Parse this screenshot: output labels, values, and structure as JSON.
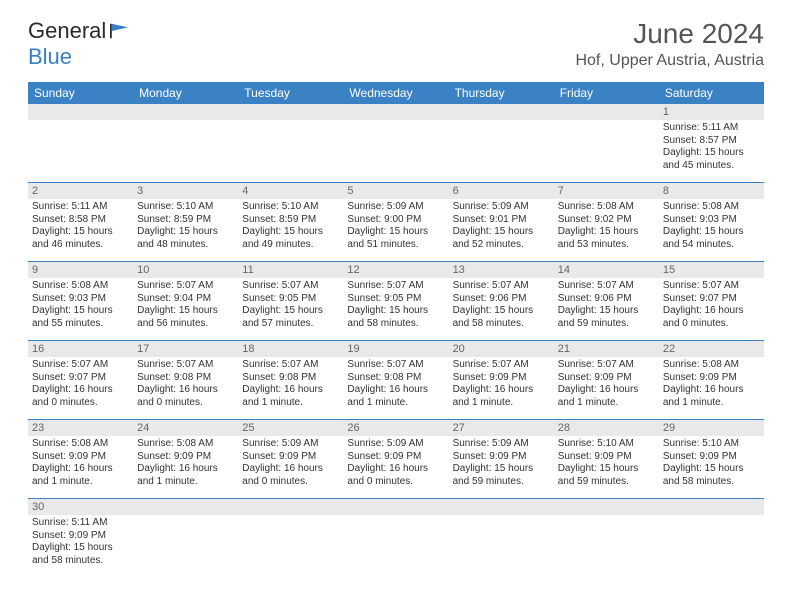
{
  "brand": {
    "part1": "General",
    "part2": "Blue"
  },
  "title": "June 2024",
  "location": "Hof, Upper Austria, Austria",
  "colors": {
    "header_bg": "#3b82c4",
    "header_text": "#ffffff",
    "daynum_bg": "#e9e9e9",
    "daynum_text": "#666666",
    "cell_text": "#333333",
    "rule": "#3b82c4",
    "brand_dark": "#2a2a2a",
    "brand_blue": "#3b7fc4"
  },
  "fonts": {
    "title_size": 28,
    "location_size": 16,
    "weekday_size": 12,
    "daynum_size": 11,
    "cell_size": 10
  },
  "weekdays": [
    "Sunday",
    "Monday",
    "Tuesday",
    "Wednesday",
    "Thursday",
    "Friday",
    "Saturday"
  ],
  "weeks": [
    [
      null,
      null,
      null,
      null,
      null,
      null,
      {
        "n": "1",
        "sr": "Sunrise: 5:11 AM",
        "ss": "Sunset: 8:57 PM",
        "d1": "Daylight: 15 hours",
        "d2": "and 45 minutes."
      }
    ],
    [
      {
        "n": "2",
        "sr": "Sunrise: 5:11 AM",
        "ss": "Sunset: 8:58 PM",
        "d1": "Daylight: 15 hours",
        "d2": "and 46 minutes."
      },
      {
        "n": "3",
        "sr": "Sunrise: 5:10 AM",
        "ss": "Sunset: 8:59 PM",
        "d1": "Daylight: 15 hours",
        "d2": "and 48 minutes."
      },
      {
        "n": "4",
        "sr": "Sunrise: 5:10 AM",
        "ss": "Sunset: 8:59 PM",
        "d1": "Daylight: 15 hours",
        "d2": "and 49 minutes."
      },
      {
        "n": "5",
        "sr": "Sunrise: 5:09 AM",
        "ss": "Sunset: 9:00 PM",
        "d1": "Daylight: 15 hours",
        "d2": "and 51 minutes."
      },
      {
        "n": "6",
        "sr": "Sunrise: 5:09 AM",
        "ss": "Sunset: 9:01 PM",
        "d1": "Daylight: 15 hours",
        "d2": "and 52 minutes."
      },
      {
        "n": "7",
        "sr": "Sunrise: 5:08 AM",
        "ss": "Sunset: 9:02 PM",
        "d1": "Daylight: 15 hours",
        "d2": "and 53 minutes."
      },
      {
        "n": "8",
        "sr": "Sunrise: 5:08 AM",
        "ss": "Sunset: 9:03 PM",
        "d1": "Daylight: 15 hours",
        "d2": "and 54 minutes."
      }
    ],
    [
      {
        "n": "9",
        "sr": "Sunrise: 5:08 AM",
        "ss": "Sunset: 9:03 PM",
        "d1": "Daylight: 15 hours",
        "d2": "and 55 minutes."
      },
      {
        "n": "10",
        "sr": "Sunrise: 5:07 AM",
        "ss": "Sunset: 9:04 PM",
        "d1": "Daylight: 15 hours",
        "d2": "and 56 minutes."
      },
      {
        "n": "11",
        "sr": "Sunrise: 5:07 AM",
        "ss": "Sunset: 9:05 PM",
        "d1": "Daylight: 15 hours",
        "d2": "and 57 minutes."
      },
      {
        "n": "12",
        "sr": "Sunrise: 5:07 AM",
        "ss": "Sunset: 9:05 PM",
        "d1": "Daylight: 15 hours",
        "d2": "and 58 minutes."
      },
      {
        "n": "13",
        "sr": "Sunrise: 5:07 AM",
        "ss": "Sunset: 9:06 PM",
        "d1": "Daylight: 15 hours",
        "d2": "and 58 minutes."
      },
      {
        "n": "14",
        "sr": "Sunrise: 5:07 AM",
        "ss": "Sunset: 9:06 PM",
        "d1": "Daylight: 15 hours",
        "d2": "and 59 minutes."
      },
      {
        "n": "15",
        "sr": "Sunrise: 5:07 AM",
        "ss": "Sunset: 9:07 PM",
        "d1": "Daylight: 16 hours",
        "d2": "and 0 minutes."
      }
    ],
    [
      {
        "n": "16",
        "sr": "Sunrise: 5:07 AM",
        "ss": "Sunset: 9:07 PM",
        "d1": "Daylight: 16 hours",
        "d2": "and 0 minutes."
      },
      {
        "n": "17",
        "sr": "Sunrise: 5:07 AM",
        "ss": "Sunset: 9:08 PM",
        "d1": "Daylight: 16 hours",
        "d2": "and 0 minutes."
      },
      {
        "n": "18",
        "sr": "Sunrise: 5:07 AM",
        "ss": "Sunset: 9:08 PM",
        "d1": "Daylight: 16 hours",
        "d2": "and 1 minute."
      },
      {
        "n": "19",
        "sr": "Sunrise: 5:07 AM",
        "ss": "Sunset: 9:08 PM",
        "d1": "Daylight: 16 hours",
        "d2": "and 1 minute."
      },
      {
        "n": "20",
        "sr": "Sunrise: 5:07 AM",
        "ss": "Sunset: 9:09 PM",
        "d1": "Daylight: 16 hours",
        "d2": "and 1 minute."
      },
      {
        "n": "21",
        "sr": "Sunrise: 5:07 AM",
        "ss": "Sunset: 9:09 PM",
        "d1": "Daylight: 16 hours",
        "d2": "and 1 minute."
      },
      {
        "n": "22",
        "sr": "Sunrise: 5:08 AM",
        "ss": "Sunset: 9:09 PM",
        "d1": "Daylight: 16 hours",
        "d2": "and 1 minute."
      }
    ],
    [
      {
        "n": "23",
        "sr": "Sunrise: 5:08 AM",
        "ss": "Sunset: 9:09 PM",
        "d1": "Daylight: 16 hours",
        "d2": "and 1 minute."
      },
      {
        "n": "24",
        "sr": "Sunrise: 5:08 AM",
        "ss": "Sunset: 9:09 PM",
        "d1": "Daylight: 16 hours",
        "d2": "and 1 minute."
      },
      {
        "n": "25",
        "sr": "Sunrise: 5:09 AM",
        "ss": "Sunset: 9:09 PM",
        "d1": "Daylight: 16 hours",
        "d2": "and 0 minutes."
      },
      {
        "n": "26",
        "sr": "Sunrise: 5:09 AM",
        "ss": "Sunset: 9:09 PM",
        "d1": "Daylight: 16 hours",
        "d2": "and 0 minutes."
      },
      {
        "n": "27",
        "sr": "Sunrise: 5:09 AM",
        "ss": "Sunset: 9:09 PM",
        "d1": "Daylight: 15 hours",
        "d2": "and 59 minutes."
      },
      {
        "n": "28",
        "sr": "Sunrise: 5:10 AM",
        "ss": "Sunset: 9:09 PM",
        "d1": "Daylight: 15 hours",
        "d2": "and 59 minutes."
      },
      {
        "n": "29",
        "sr": "Sunrise: 5:10 AM",
        "ss": "Sunset: 9:09 PM",
        "d1": "Daylight: 15 hours",
        "d2": "and 58 minutes."
      }
    ],
    [
      {
        "n": "30",
        "sr": "Sunrise: 5:11 AM",
        "ss": "Sunset: 9:09 PM",
        "d1": "Daylight: 15 hours",
        "d2": "and 58 minutes."
      },
      null,
      null,
      null,
      null,
      null,
      null
    ]
  ]
}
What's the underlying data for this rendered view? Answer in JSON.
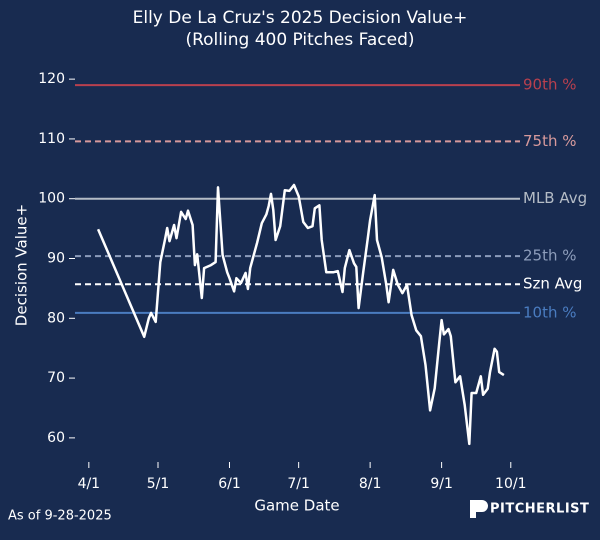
{
  "chart_data": {
    "type": "line",
    "title": "Elly De La Cruz's 2025 Decision Value+",
    "subtitle": "(Rolling 400 Pitches Faced)",
    "x_label": "Game Date",
    "y_label": "Decision Value+",
    "footnote": "As of 9-28-2025",
    "logo": "PITCHERLIST",
    "xlim": [
      "3/26",
      "10/5"
    ],
    "xticks": [
      "4/1",
      "5/1",
      "6/1",
      "7/1",
      "8/1",
      "9/1",
      "10/1"
    ],
    "ylim": [
      56.3,
      123.2
    ],
    "yticks": [
      60,
      70,
      80,
      90,
      100,
      110,
      120
    ],
    "reference_lines": [
      {
        "label": "90th %",
        "value": 119,
        "color": "#b8404e",
        "dashed": false
      },
      {
        "label": "75th %",
        "value": 109.6,
        "color": "#d79a9c",
        "dashed": true
      },
      {
        "label": "MLB Avg",
        "value": 100,
        "color": "#b4bcc6",
        "dashed": false
      },
      {
        "label": "25th %",
        "value": 90.4,
        "color": "#8d9dbb",
        "dashed": true
      },
      {
        "label": "Szn Avg",
        "value": 85.7,
        "color": "#ffffff",
        "dashed": true
      },
      {
        "label": "10th %",
        "value": 80.9,
        "color": "#4a7cc0",
        "dashed": false
      }
    ],
    "series": [
      {
        "color": "#ffffff",
        "x": [
          "4/5",
          "4/25",
          "4/27",
          "4/28",
          "4/30",
          "5/2",
          "5/4",
          "5/5",
          "5/6",
          "5/8",
          "5/9",
          "5/11",
          "5/13",
          "5/14",
          "5/16",
          "5/17",
          "5/18",
          "5/20",
          "5/21",
          "5/24",
          "5/26",
          "5/27",
          "5/29",
          "5/31",
          "6/1",
          "6/3",
          "6/4",
          "6/6",
          "6/8",
          "6/9",
          "6/10",
          "6/13",
          "6/15",
          "6/17",
          "6/18",
          "6/19",
          "6/20",
          "6/21",
          "6/23",
          "6/25",
          "6/27",
          "6/29",
          "7/1",
          "7/3",
          "7/5",
          "7/7",
          "7/8",
          "7/10",
          "7/11",
          "7/13",
          "7/16",
          "7/18",
          "7/20",
          "7/21",
          "7/23",
          "7/25",
          "7/26",
          "7/27",
          "7/29",
          "7/31",
          "8/1",
          "8/3",
          "8/4",
          "8/6",
          "8/8",
          "8/9",
          "8/11",
          "8/13",
          "8/15",
          "8/17",
          "8/19",
          "8/21",
          "8/23",
          "8/25",
          "8/27",
          "8/29",
          "8/31",
          "9/1",
          "9/2",
          "9/4",
          "9/5",
          "9/7",
          "9/9",
          "9/11",
          "9/13",
          "9/14",
          "9/16",
          "9/18",
          "9/19",
          "9/21",
          "9/22",
          "9/24",
          "9/25",
          "9/26",
          "9/28"
        ],
        "values": [
          94.9,
          76.9,
          80.0,
          80.9,
          79.4,
          89.4,
          93.1,
          95.1,
          92.9,
          95.6,
          93.4,
          97.8,
          96.6,
          98.0,
          95.6,
          88.9,
          90.7,
          83.4,
          88.4,
          88.9,
          89.4,
          101.9,
          90.6,
          87.7,
          86.7,
          84.5,
          86.7,
          85.9,
          87.6,
          84.9,
          88.4,
          92.7,
          95.9,
          97.4,
          98.8,
          100.8,
          98.1,
          93.1,
          95.4,
          101.4,
          101.3,
          102.3,
          100.4,
          96.1,
          95.1,
          95.4,
          98.4,
          98.9,
          93.1,
          87.7,
          87.7,
          87.9,
          84.4,
          88.4,
          91.4,
          89.2,
          88.6,
          81.7,
          87.7,
          93.4,
          96.4,
          100.6,
          93.1,
          90.2,
          85.6,
          82.7,
          88.1,
          85.6,
          84.2,
          85.6,
          80.5,
          78.0,
          77.0,
          72.2,
          64.6,
          68.3,
          76.0,
          79.7,
          77.3,
          78.2,
          77.0,
          69.3,
          70.3,
          65.5,
          59.0,
          67.5,
          67.5,
          70.3,
          67.2,
          68.2,
          71.0,
          74.9,
          74.4,
          71.0,
          70.5
        ]
      }
    ]
  }
}
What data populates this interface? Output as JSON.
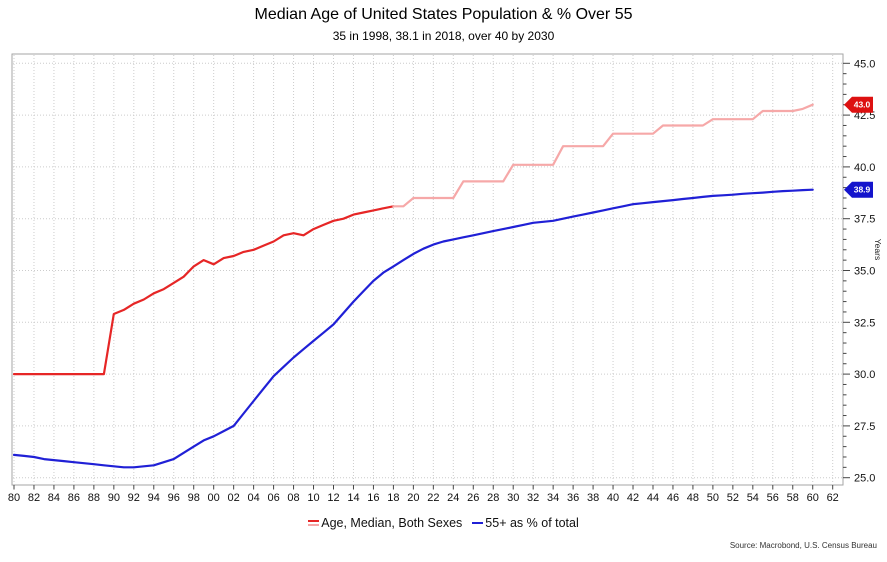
{
  "source": "Source: Macrobond, U.S. Census Bureau",
  "axis": {
    "y_title": "Years",
    "y_ticks": [
      "45.0",
      "42.5",
      "40.0",
      "37.5",
      "35.0",
      "32.5",
      "30.0",
      "27.5",
      "25.0"
    ],
    "y_tick_values": [
      45.0,
      42.5,
      40.0,
      37.5,
      35.0,
      32.5,
      30.0,
      27.5,
      25.0
    ],
    "x_ticks": [
      "80",
      "82",
      "84",
      "86",
      "88",
      "90",
      "92",
      "94",
      "96",
      "98",
      "00",
      "02",
      "04",
      "06",
      "08",
      "10",
      "12",
      "14",
      "16",
      "18",
      "20",
      "22",
      "24",
      "26",
      "28",
      "30",
      "32",
      "34",
      "36",
      "38",
      "40",
      "42",
      "44",
      "46",
      "48",
      "50",
      "52",
      "54",
      "56",
      "58",
      "60",
      "62"
    ],
    "x_tick_years": [
      1980,
      1982,
      1984,
      1986,
      1988,
      1990,
      1992,
      1994,
      1996,
      1998,
      2000,
      2002,
      2004,
      2006,
      2008,
      2010,
      2012,
      2014,
      2016,
      2018,
      2020,
      2022,
      2024,
      2026,
      2028,
      2030,
      2032,
      2034,
      2036,
      2038,
      2040,
      2042,
      2044,
      2046,
      2048,
      2050,
      2052,
      2054,
      2056,
      2058,
      2060,
      2062
    ]
  },
  "end_labels": [
    {
      "text": "43.0",
      "value": 43.0,
      "color": "#dd1111"
    },
    {
      "text": "38.9",
      "value": 38.9,
      "color": "#1414cc"
    }
  ],
  "legend": [
    {
      "label": "Age, Median, Both Sexes",
      "colors": [
        "#e62626",
        "#f6a8a8"
      ]
    },
    {
      "label": "55+ as % of total",
      "colors": [
        "#2020d6"
      ]
    }
  ],
  "colors": {
    "median_actual": "#e62626",
    "median_forecast": "#f6a8a8",
    "pct55": "#2020d6",
    "grid": "#cccccc",
    "border": "#a6a6a6",
    "tick": "#444444"
  },
  "chart_data": {
    "type": "line",
    "title": "Median Age of United States Population & % Over 55",
    "subtitle": "35 in 1998, 38.1 in 2018, over 40 by 2030",
    "xlim": [
      1980,
      2062
    ],
    "ylim": [
      25.0,
      45.0
    ],
    "grid": true,
    "legend_position": "bottom",
    "series": [
      {
        "name": "Age, Median, Both Sexes (actual)",
        "color": "#e62626",
        "start_year": 1980,
        "values": [
          30.0,
          30.0,
          30.0,
          30.0,
          30.0,
          30.0,
          30.0,
          30.0,
          30.0,
          30.0,
          32.9,
          33.1,
          33.4,
          33.6,
          33.9,
          34.1,
          34.4,
          34.7,
          35.2,
          35.5,
          35.3,
          35.6,
          35.7,
          35.9,
          36.0,
          36.2,
          36.4,
          36.7,
          36.8,
          36.7,
          37.0,
          37.2,
          37.4,
          37.5,
          37.7,
          37.8,
          37.9,
          38.0,
          38.1
        ]
      },
      {
        "name": "Age, Median, Both Sexes (forecast)",
        "color": "#f6a8a8",
        "start_year": 2018,
        "values": [
          38.1,
          38.1,
          38.5,
          38.5,
          38.5,
          38.5,
          38.5,
          39.3,
          39.3,
          39.3,
          39.3,
          39.3,
          40.1,
          40.1,
          40.1,
          40.1,
          40.1,
          41.0,
          41.0,
          41.0,
          41.0,
          41.0,
          41.6,
          41.6,
          41.6,
          41.6,
          41.6,
          42.0,
          42.0,
          42.0,
          42.0,
          42.0,
          42.3,
          42.3,
          42.3,
          42.3,
          42.3,
          42.7,
          42.7,
          42.7,
          42.7,
          42.8,
          43.0
        ]
      },
      {
        "name": "55+ as % of total",
        "color": "#2020d6",
        "start_year": 1980,
        "values": [
          26.1,
          26.05,
          26.0,
          25.9,
          25.85,
          25.8,
          25.75,
          25.7,
          25.65,
          25.6,
          25.55,
          25.5,
          25.5,
          25.55,
          25.6,
          25.75,
          25.9,
          26.2,
          26.5,
          26.8,
          27.0,
          27.25,
          27.5,
          28.1,
          28.7,
          29.3,
          29.9,
          30.35,
          30.8,
          31.2,
          31.6,
          32.0,
          32.4,
          32.95,
          33.5,
          34.0,
          34.5,
          34.9,
          35.2,
          35.5,
          35.8,
          36.05,
          36.25,
          36.4,
          36.5,
          36.6,
          36.7,
          36.8,
          36.9,
          37.0,
          37.1,
          37.2,
          37.3,
          37.35,
          37.4,
          37.5,
          37.6,
          37.7,
          37.8,
          37.9,
          38.0,
          38.1,
          38.2,
          38.25,
          38.3,
          38.35,
          38.4,
          38.45,
          38.5,
          38.55,
          38.6,
          38.63,
          38.66,
          38.7,
          38.73,
          38.76,
          38.8,
          38.83,
          38.85,
          38.88,
          38.9
        ]
      }
    ]
  }
}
_ _ _ _ _ _ _
* [THE REQUEST]: Pick out lines containing the word "total", each one as written.

* [REPLY TO THE EXERCISE]:
      "label": "55+ as % of total",
        "name": "55+ as % of total",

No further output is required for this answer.